[Written problem] Gather all lines in the entries below that include the word "display".
* START Entries shown *
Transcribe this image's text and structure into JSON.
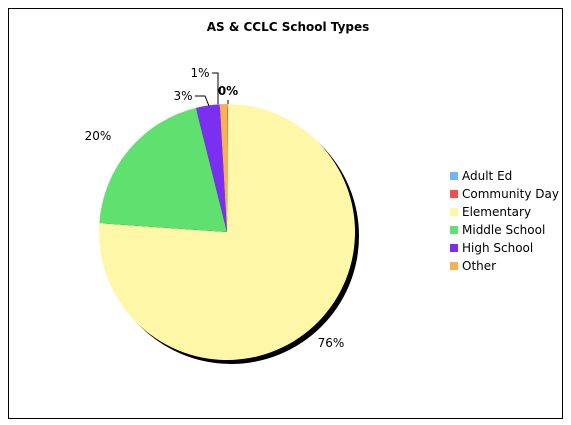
{
  "chart_data": {
    "type": "pie",
    "title": "AS & CCLC School Types",
    "legend_position": "right",
    "slices": [
      {
        "label": "Adult Ed",
        "value": 0.0,
        "display": "",
        "color": "#6fb5f7"
      },
      {
        "label": "Community Day",
        "value": 0.1,
        "display": "0%",
        "color": "#f0504a"
      },
      {
        "label": "Elementary",
        "value": 76.0,
        "display": "76%",
        "color": "#fff7a8"
      },
      {
        "label": "Middle School",
        "value": 20.0,
        "display": "20%",
        "color": "#5fe06f"
      },
      {
        "label": "High School",
        "value": 3.0,
        "display": "3%",
        "color": "#7b2ff0"
      },
      {
        "label": "Other",
        "value": 0.9,
        "display": "1%",
        "color": "#f8b14e"
      }
    ]
  }
}
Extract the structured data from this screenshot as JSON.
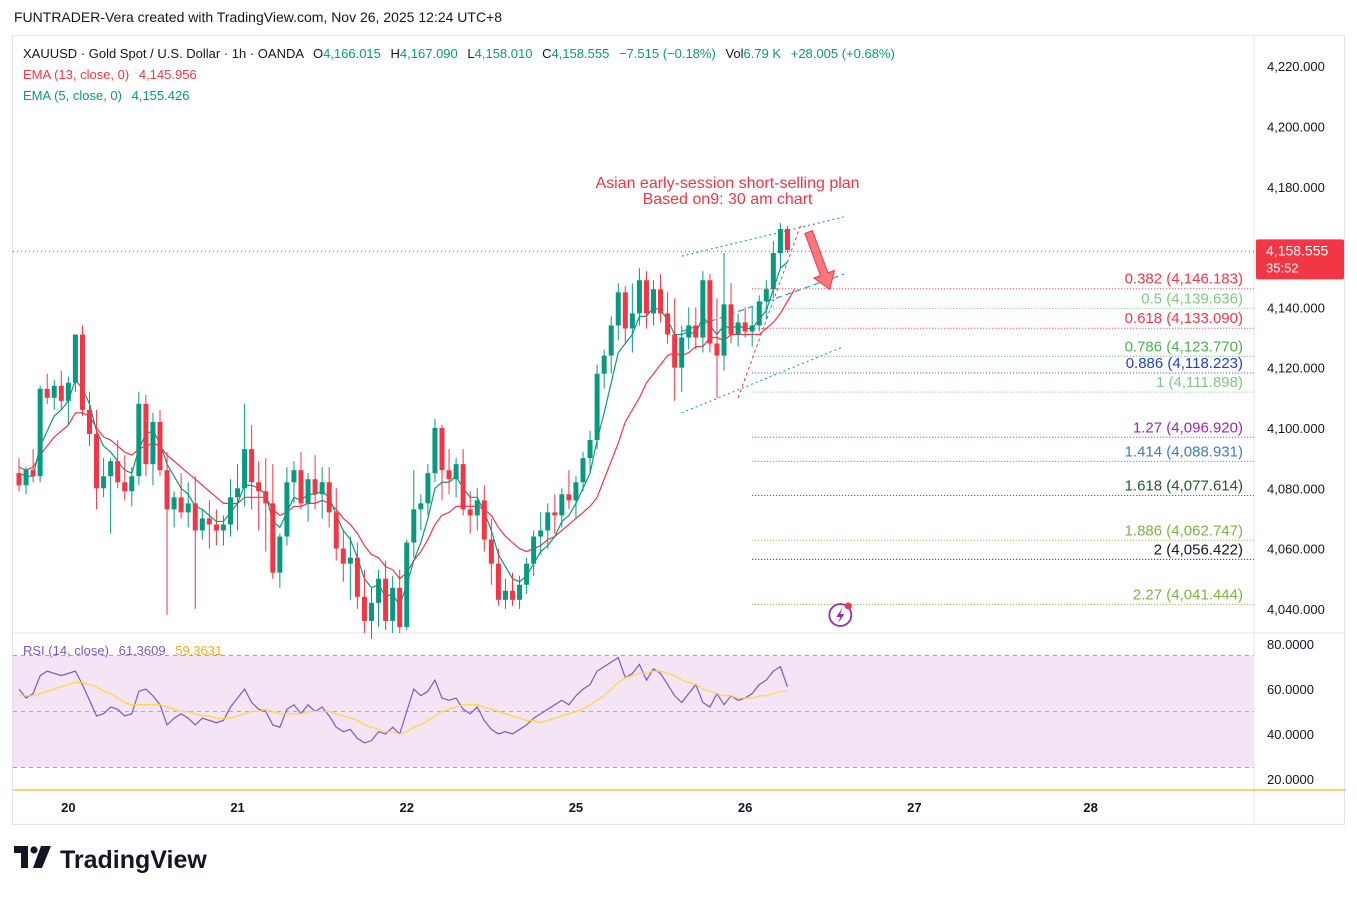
{
  "header": {
    "author_line": "FUNTRADER-Vera created with TradingView.com, Nov 26, 2025 12:24 UTC+8"
  },
  "symbol_bar": {
    "symbol": "XAUUSD · Gold Spot / U.S. Dollar · 1h · OANDA",
    "open_label": "O",
    "open": "4,166.015",
    "high_label": "H",
    "high": "4,167.090",
    "low_label": "L",
    "low": "4,158.010",
    "close_label": "C",
    "close": "4,158.555",
    "change": "−7.515 (−0.18%)",
    "vol_label": "Vol",
    "vol": "6.79 K",
    "vol_change": "+28.005 (+0.68%)"
  },
  "indicators": {
    "ema13_label": "EMA (13, close, 0)",
    "ema13_value": "4,145.956",
    "ema13_color": "#f23645",
    "ema5_label": "EMA (5, close, 0)",
    "ema5_value": "4,155.426",
    "ema5_color": "#089981",
    "rsi_label": "RSI (14, close)",
    "rsi_value": "61.3609",
    "rsi_ma_value": "59.3631",
    "rsi_color": "#7e57c2",
    "rsi_ma_color": "#fdd835"
  },
  "annotation": {
    "line1": "Asian early-session short-selling plan",
    "line2": "Based on9: 30 am chart",
    "color": "#f23645"
  },
  "price_tag": {
    "price": "4,158.555",
    "countdown": "35:52",
    "color": "#f23645"
  },
  "footer": {
    "brand": "TradingView"
  },
  "colors": {
    "up": "#089981",
    "down": "#f23645",
    "background": "#ffffff",
    "grid": "#e0e3eb",
    "rsi_band": "#f3e5f5"
  },
  "chart_data": {
    "type": "candlestick",
    "price_axis": {
      "ylim": [
        4032,
        4230
      ],
      "ticks": [
        "4,040.000",
        "4,060.000",
        "4,080.000",
        "4,100.000",
        "4,120.000",
        "4,140.000",
        "4,160.000",
        "4,180.000",
        "4,200.000",
        "4,220.000"
      ],
      "tick_values": [
        4040,
        4060,
        4080,
        4100,
        4120,
        4140,
        4160,
        4180,
        4200,
        4220
      ]
    },
    "time_axis": {
      "labels": [
        "20",
        "21",
        "22",
        "25",
        "26",
        "27",
        "28"
      ],
      "label_bar_index": [
        7,
        31,
        55,
        79,
        103,
        127,
        152
      ]
    },
    "bar_count_total": 175,
    "candles": [
      [
        4085,
        4090,
        4079,
        4081
      ],
      [
        4081,
        4087,
        4078,
        4086
      ],
      [
        4086,
        4093,
        4082,
        4084
      ],
      [
        4084,
        4114,
        4082,
        4113
      ],
      [
        4113,
        4118,
        4108,
        4110
      ],
      [
        4110,
        4116,
        4106,
        4114
      ],
      [
        4114,
        4119,
        4106,
        4109
      ],
      [
        4109,
        4117,
        4101,
        4115
      ],
      [
        4115,
        4131,
        4112,
        4131
      ],
      [
        4131,
        4134,
        4104,
        4106
      ],
      [
        4106,
        4112,
        4094,
        4098
      ],
      [
        4098,
        4106,
        4073,
        4080
      ],
      [
        4080,
        4090,
        4077,
        4084
      ],
      [
        4084,
        4090,
        4065,
        4089
      ],
      [
        4089,
        4096,
        4080,
        4082
      ],
      [
        4082,
        4091,
        4076,
        4079
      ],
      [
        4079,
        4087,
        4074,
        4084
      ],
      [
        4084,
        4112,
        4081,
        4108
      ],
      [
        4108,
        4111,
        4084,
        4088
      ],
      [
        4088,
        4105,
        4081,
        4102
      ],
      [
        4102,
        4106,
        4084,
        4086
      ],
      [
        4086,
        4092,
        4038,
        4073
      ],
      [
        4073,
        4079,
        4067,
        4077
      ],
      [
        4077,
        4085,
        4070,
        4072
      ],
      [
        4072,
        4082,
        4067,
        4075
      ],
      [
        4075,
        4084,
        4040,
        4066
      ],
      [
        4066,
        4073,
        4063,
        4070
      ],
      [
        4070,
        4076,
        4060,
        4068
      ],
      [
        4068,
        4073,
        4061,
        4066
      ],
      [
        4066,
        4071,
        4061,
        4068
      ],
      [
        4068,
        4083,
        4064,
        4077
      ],
      [
        4077,
        4088,
        4066,
        4080
      ],
      [
        4080,
        4108,
        4074,
        4093
      ],
      [
        4093,
        4101,
        4073,
        4082
      ],
      [
        4082,
        4089,
        4066,
        4079
      ],
      [
        4079,
        4090,
        4059,
        4075
      ],
      [
        4075,
        4088,
        4050,
        4052
      ],
      [
        4052,
        4065,
        4047,
        4064
      ],
      [
        4064,
        4087,
        4061,
        4082
      ],
      [
        4082,
        4089,
        4075,
        4086
      ],
      [
        4086,
        4092,
        4073,
        4075
      ],
      [
        4075,
        4085,
        4069,
        4083
      ],
      [
        4083,
        4091,
        4073,
        4078
      ],
      [
        4078,
        4087,
        4070,
        4082
      ],
      [
        4082,
        4087,
        4067,
        4072
      ],
      [
        4072,
        4080,
        4056,
        4060
      ],
      [
        4060,
        4066,
        4049,
        4055
      ],
      [
        4055,
        4064,
        4043,
        4057
      ],
      [
        4057,
        4062,
        4040,
        4044
      ],
      [
        4044,
        4053,
        4032,
        4036
      ],
      [
        4036,
        4047,
        4030,
        4042
      ],
      [
        4042,
        4053,
        4034,
        4050
      ],
      [
        4050,
        4056,
        4033,
        4036
      ],
      [
        4036,
        4051,
        4032,
        4047
      ],
      [
        4047,
        4053,
        4032,
        4034
      ],
      [
        4034,
        4063,
        4033,
        4062
      ],
      [
        4062,
        4086,
        4057,
        4073
      ],
      [
        4073,
        4078,
        4066,
        4075
      ],
      [
        4075,
        4088,
        4071,
        4085
      ],
      [
        4085,
        4103,
        4082,
        4100
      ],
      [
        4100,
        4101,
        4076,
        4086
      ],
      [
        4086,
        4093,
        4078,
        4083
      ],
      [
        4083,
        4090,
        4077,
        4088
      ],
      [
        4088,
        4093,
        4071,
        4073
      ],
      [
        4073,
        4079,
        4065,
        4071
      ],
      [
        4071,
        4080,
        4066,
        4076
      ],
      [
        4076,
        4081,
        4059,
        4063
      ],
      [
        4063,
        4070,
        4048,
        4055
      ],
      [
        4055,
        4060,
        4041,
        4043
      ],
      [
        4043,
        4050,
        4040,
        4046
      ],
      [
        4046,
        4052,
        4041,
        4043
      ],
      [
        4043,
        4051,
        4040,
        4048
      ],
      [
        4048,
        4057,
        4045,
        4055
      ],
      [
        4055,
        4066,
        4051,
        4064
      ],
      [
        4064,
        4072,
        4058,
        4066
      ],
      [
        4066,
        4075,
        4060,
        4072
      ],
      [
        4072,
        4078,
        4065,
        4071
      ],
      [
        4071,
        4080,
        4067,
        4078
      ],
      [
        4078,
        4086,
        4073,
        4076
      ],
      [
        4076,
        4084,
        4070,
        4082
      ],
      [
        4082,
        4092,
        4079,
        4090
      ],
      [
        4090,
        4099,
        4085,
        4096
      ],
      [
        4096,
        4121,
        4093,
        4118
      ],
      [
        4118,
        4126,
        4113,
        4124
      ],
      [
        4124,
        4137,
        4118,
        4134
      ],
      [
        4134,
        4148,
        4129,
        4145
      ],
      [
        4145,
        4147,
        4128,
        4133
      ],
      [
        4133,
        4148,
        4125,
        4138
      ],
      [
        4138,
        4153,
        4134,
        4149
      ],
      [
        4149,
        4152,
        4133,
        4138
      ],
      [
        4138,
        4149,
        4134,
        4146
      ],
      [
        4146,
        4151,
        4135,
        4138
      ],
      [
        4138,
        4145,
        4128,
        4131
      ],
      [
        4131,
        4143,
        4109,
        4120
      ],
      [
        4120,
        4134,
        4112,
        4130
      ],
      [
        4130,
        4140,
        4126,
        4134
      ],
      [
        4134,
        4140,
        4126,
        4130
      ],
      [
        4130,
        4152,
        4125,
        4149
      ],
      [
        4149,
        4151,
        4125,
        4128
      ],
      [
        4128,
        4143,
        4110,
        4124
      ],
      [
        4124,
        4158,
        4119,
        4141
      ],
      [
        4141,
        4148,
        4128,
        4131
      ],
      [
        4131,
        4138,
        4127,
        4135
      ],
      [
        4135,
        4140,
        4130,
        4132
      ],
      [
        4132,
        4140,
        4127,
        4134
      ],
      [
        4134,
        4144,
        4132,
        4142
      ],
      [
        4142,
        4149,
        4136,
        4146
      ],
      [
        4146,
        4162,
        4143,
        4158
      ],
      [
        4158,
        4168,
        4153,
        4166
      ],
      [
        4166,
        4167,
        4158,
        4159
      ]
    ],
    "ema13": [
      4087,
      4086,
      4087,
      4091,
      4094,
      4097,
      4099,
      4101,
      4105,
      4105,
      4104,
      4100,
      4097,
      4096,
      4094,
      4092,
      4091,
      4093,
      4094,
      4095,
      4094,
      4091,
      4089,
      4087,
      4085,
      4083,
      4081,
      4079,
      4077,
      4075,
      4075,
      4075,
      4077,
      4077,
      4077,
      4077,
      4073,
      4071,
      4072,
      4074,
      4074,
      4075,
      4075,
      4076,
      4075,
      4073,
      4070,
      4068,
      4065,
      4061,
      4058,
      4057,
      4054,
      4053,
      4050,
      4052,
      4056,
      4059,
      4063,
      4068,
      4071,
      4072,
      4074,
      4074,
      4074,
      4074,
      4073,
      4071,
      4067,
      4064,
      4062,
      4060,
      4059,
      4060,
      4061,
      4063,
      4064,
      4066,
      4068,
      4070,
      4072,
      4074,
      4077,
      4083,
      4089,
      4095,
      4102,
      4106,
      4110,
      4115,
      4118,
      4121,
      4124,
      4125,
      4124,
      4125,
      4127,
      4127,
      4130,
      4130,
      4129,
      4131,
      4131,
      4131,
      4131,
      4131,
      4133,
      4135,
      4138,
      4142,
      4146
    ],
    "ema5": [
      4085,
      4084,
      4084,
      4094,
      4099,
      4104,
      4106,
      4109,
      4116,
      4113,
      4108,
      4099,
      4094,
      4092,
      4089,
      4086,
      4085,
      4093,
      4098,
      4099,
      4095,
      4088,
      4084,
      4080,
      4078,
      4074,
      4073,
      4071,
      4069,
      4069,
      4072,
      4075,
      4081,
      4081,
      4080,
      4078,
      4069,
      4067,
      4072,
      4077,
      4076,
      4078,
      4078,
      4079,
      4077,
      4071,
      4066,
      4063,
      4057,
      4050,
      4047,
      4048,
      4044,
      4045,
      4041,
      4048,
      4056,
      4062,
      4070,
      4080,
      4082,
      4082,
      4084,
      4080,
      4077,
      4077,
      4072,
      4066,
      4058,
      4054,
      4050,
      4049,
      4051,
      4055,
      4059,
      4061,
      4064,
      4069,
      4071,
      4075,
      4080,
      4085,
      4096,
      4105,
      4115,
      4125,
      4128,
      4131,
      4137,
      4137,
      4140,
      4139,
      4136,
      4131,
      4131,
      4132,
      4131,
      4137,
      4134,
      4131,
      4134,
      4133,
      4134,
      4133,
      4133,
      4136,
      4139,
      4146,
      4153,
      4155
    ],
    "rsi": [
      60,
      56,
      58,
      66,
      68,
      67,
      66,
      67,
      68,
      62,
      55,
      48,
      49,
      52,
      51,
      48,
      49,
      59,
      60,
      57,
      53,
      44,
      47,
      49,
      47,
      44,
      47,
      46,
      45,
      46,
      52,
      56,
      60,
      54,
      51,
      50,
      44,
      43,
      51,
      53,
      49,
      53,
      50,
      52,
      48,
      43,
      41,
      42,
      38,
      36,
      37,
      41,
      40,
      43,
      40,
      50,
      60,
      57,
      59,
      64,
      56,
      55,
      56,
      51,
      49,
      52,
      46,
      42,
      40,
      41,
      40,
      42,
      44,
      47,
      49,
      51,
      53,
      55,
      53,
      57,
      60,
      62,
      68,
      70,
      72,
      74,
      65,
      67,
      71,
      64,
      69,
      67,
      62,
      57,
      54,
      58,
      62,
      54,
      52,
      58,
      53,
      57,
      55,
      56,
      58,
      62,
      64,
      68,
      70,
      61
    ],
    "rsi_ma": [
      57,
      57,
      57,
      58,
      59,
      60,
      61,
      62,
      63,
      63,
      62,
      61,
      59,
      58,
      56,
      54,
      53,
      53,
      53,
      53,
      53,
      52,
      51,
      50,
      50,
      49,
      48,
      48,
      47,
      47,
      47,
      48,
      49,
      50,
      50,
      51,
      50,
      49,
      49,
      49,
      49,
      50,
      50,
      50,
      50,
      49,
      48,
      47,
      46,
      44,
      43,
      42,
      41,
      41,
      40,
      41,
      43,
      44,
      46,
      48,
      50,
      51,
      52,
      53,
      53,
      53,
      52,
      51,
      50,
      49,
      48,
      47,
      46,
      46,
      45,
      46,
      47,
      48,
      49,
      50,
      51,
      53,
      55,
      57,
      60,
      63,
      65,
      66,
      67,
      67,
      68,
      68,
      67,
      66,
      64,
      63,
      62,
      60,
      59,
      58,
      57,
      57,
      56,
      56,
      56,
      57,
      57,
      58,
      59,
      59
    ],
    "rsi_axis": {
      "ylim": [
        15,
        85
      ],
      "ticks": [
        "20.0000",
        "40.0000",
        "60.0000",
        "80.0000"
      ],
      "tick_values": [
        20,
        40,
        60,
        80
      ],
      "band": [
        25,
        75
      ],
      "mid": 50
    },
    "fib_levels": [
      {
        "label": "0.382 (4,146.183)",
        "value": 4146.183,
        "color": "#f23645"
      },
      {
        "label": "0.5 (4,139.636)",
        "value": 4139.636,
        "color": "#81c784"
      },
      {
        "label": "0.618 (4,133.090)",
        "value": 4133.09,
        "color": "#f23645"
      },
      {
        "label": "0.786 (4,123.770)",
        "value": 4123.77,
        "color": "#4caf50"
      },
      {
        "label": "0.886 (4,118.223)",
        "value": 4118.223,
        "color": "#1e3fcf"
      },
      {
        "label": "1 (4,111.898)",
        "value": 4111.898,
        "color": "#81c784"
      },
      {
        "label": "1.27 (4,096.920)",
        "value": 4096.92,
        "color": "#9c27b0"
      },
      {
        "label": "1.414 (4,088.931)",
        "value": 4088.931,
        "color": "#3f7bbf"
      },
      {
        "label": "1.618 (4,077.614)",
        "value": 4077.614,
        "color": "#1b5e20"
      },
      {
        "label": "1.886 (4,062.747)",
        "value": 4062.747,
        "color": "#7cb342"
      },
      {
        "label": "2 (4,056.422)",
        "value": 4056.422,
        "color": "#131722"
      },
      {
        "label": "2.27 (4,041.444)",
        "value": 4041.444,
        "color": "#7cb342"
      }
    ],
    "channel": {
      "upper": [
        [
          94,
          4157
        ],
        [
          117,
          4170
        ]
      ],
      "middle": [
        [
          94,
          4132
        ],
        [
          117,
          4151
        ]
      ],
      "lower": [
        [
          94,
          4105
        ],
        [
          117,
          4127
        ]
      ]
    },
    "fib_anchor": [
      [
        102,
        4110
      ],
      [
        111,
        4168
      ]
    ],
    "arrow": {
      "from": [
        112,
        4165
      ],
      "to": [
        115,
        4146
      ]
    },
    "current_price": 4158.555
  }
}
* END Entries shown *
[Output of the exercise]
        "display": "",
        "display": "0%",
        "display": "76%",
        "display": "20%",
        "display": "3%",
        "display": "1%",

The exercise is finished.